WHAT IS EXPECTED:
Write each line exactly as it stands, from the line containing "OCR this image." through the end of the data.
━━━━━ DATA FOR THIS EXERCISE
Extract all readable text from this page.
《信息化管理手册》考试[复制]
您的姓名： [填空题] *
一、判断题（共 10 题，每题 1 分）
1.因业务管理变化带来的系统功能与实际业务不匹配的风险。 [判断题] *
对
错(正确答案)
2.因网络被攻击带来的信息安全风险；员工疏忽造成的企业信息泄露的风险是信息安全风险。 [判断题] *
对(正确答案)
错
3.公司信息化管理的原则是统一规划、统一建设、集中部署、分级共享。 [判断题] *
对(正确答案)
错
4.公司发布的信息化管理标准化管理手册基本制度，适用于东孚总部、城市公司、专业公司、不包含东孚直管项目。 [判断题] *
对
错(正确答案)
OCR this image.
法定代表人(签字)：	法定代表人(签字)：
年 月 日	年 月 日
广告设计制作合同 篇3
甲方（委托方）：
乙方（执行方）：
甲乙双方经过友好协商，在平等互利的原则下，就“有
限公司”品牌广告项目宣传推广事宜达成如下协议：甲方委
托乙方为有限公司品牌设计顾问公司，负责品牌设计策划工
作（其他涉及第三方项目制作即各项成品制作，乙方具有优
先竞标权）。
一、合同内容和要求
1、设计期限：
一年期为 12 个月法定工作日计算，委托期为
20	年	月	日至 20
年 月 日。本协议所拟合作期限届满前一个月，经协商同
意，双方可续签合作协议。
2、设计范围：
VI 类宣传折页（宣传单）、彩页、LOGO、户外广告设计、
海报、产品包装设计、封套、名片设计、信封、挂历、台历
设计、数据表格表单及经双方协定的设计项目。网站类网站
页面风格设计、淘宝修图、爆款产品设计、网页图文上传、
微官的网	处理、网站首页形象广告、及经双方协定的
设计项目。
━━━━━━━━━━
SOLUTION:
OCR this image.
法定代表人(签字)：	法定代表人(签字)：
年 月 日	年 月 日
广告设计制作合同 篇3
甲方（委托方）：
乙方（执行方）：
甲乙双方经过友好协商，在平等互利的原则下，就“有
限公司”品牌广告项目宣传推广事宜达成如下协议：甲方委
托乙方为有限公司品牌设计顾问公司，负责品牌设计策划工
作（其他涉及第三方项目制作即各项成品制作，乙方具有优
先竞标权）。
一、合同内容和要求
1、设计期限：
一年期为 12 个月法定工作日计算，委托期为
20	年	月	日至 20
年 月 日。本协议所拟合作期限届满前一个月，经协商同
意，双方可续签合作协议。
2、设计范围：
VI 类宣传折页（宣传单）、彩页、LOGO、户外广告设计、
海报、产品包装设计、封套、名片设计、信封、挂历、台历
设计、数据表格表单及经双方协定的设计项目。网站类网站
页面风格设计、淘宝修图、爆款产品设计、网页图文上传、
微官的网	处理、网站首页形象广告、及经双方协定的
设计项目。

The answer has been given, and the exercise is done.